--- What the task asks ---
Using the listing below, copy every line that mentions "know".

Stored entries
◆ ◆ ◆ ◆
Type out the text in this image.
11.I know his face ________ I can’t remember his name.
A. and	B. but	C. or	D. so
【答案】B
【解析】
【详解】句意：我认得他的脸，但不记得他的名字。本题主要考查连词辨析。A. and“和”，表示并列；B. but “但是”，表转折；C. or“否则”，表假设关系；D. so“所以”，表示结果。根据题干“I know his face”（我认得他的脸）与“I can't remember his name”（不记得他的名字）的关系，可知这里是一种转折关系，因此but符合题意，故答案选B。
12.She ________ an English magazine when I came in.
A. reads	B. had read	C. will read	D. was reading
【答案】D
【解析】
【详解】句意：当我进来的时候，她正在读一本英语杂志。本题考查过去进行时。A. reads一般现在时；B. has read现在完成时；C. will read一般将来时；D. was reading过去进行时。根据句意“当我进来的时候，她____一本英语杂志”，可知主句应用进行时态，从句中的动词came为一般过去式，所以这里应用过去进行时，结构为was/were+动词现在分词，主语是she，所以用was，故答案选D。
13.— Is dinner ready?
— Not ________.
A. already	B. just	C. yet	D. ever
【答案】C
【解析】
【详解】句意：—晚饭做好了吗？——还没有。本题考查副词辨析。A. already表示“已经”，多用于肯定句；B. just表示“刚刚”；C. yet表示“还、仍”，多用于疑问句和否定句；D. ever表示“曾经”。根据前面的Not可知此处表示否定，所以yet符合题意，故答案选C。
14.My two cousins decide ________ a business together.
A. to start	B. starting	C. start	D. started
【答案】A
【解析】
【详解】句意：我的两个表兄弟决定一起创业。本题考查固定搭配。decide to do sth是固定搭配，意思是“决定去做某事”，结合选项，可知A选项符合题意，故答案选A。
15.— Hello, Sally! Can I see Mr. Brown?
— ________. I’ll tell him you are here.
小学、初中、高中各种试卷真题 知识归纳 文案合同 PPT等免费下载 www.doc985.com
◆ ◆ ◆ ◆
--- Written solution ---
11.I know his face ________ I can’t remember his name.
【详解】句意：我认得他的脸，但不记得他的名字。本题主要考查连词辨析。A. and“和”，表示并列；B. but “但是”，表转折；C. or“否则”，表假设关系；D. so“所以”，表示结果。根据题干“I know his face”（我认得他的脸）与“I can't remember his name”（不记得他的名字）的关系，可知这里是一种转折关系，因此but符合题意，故答案选B。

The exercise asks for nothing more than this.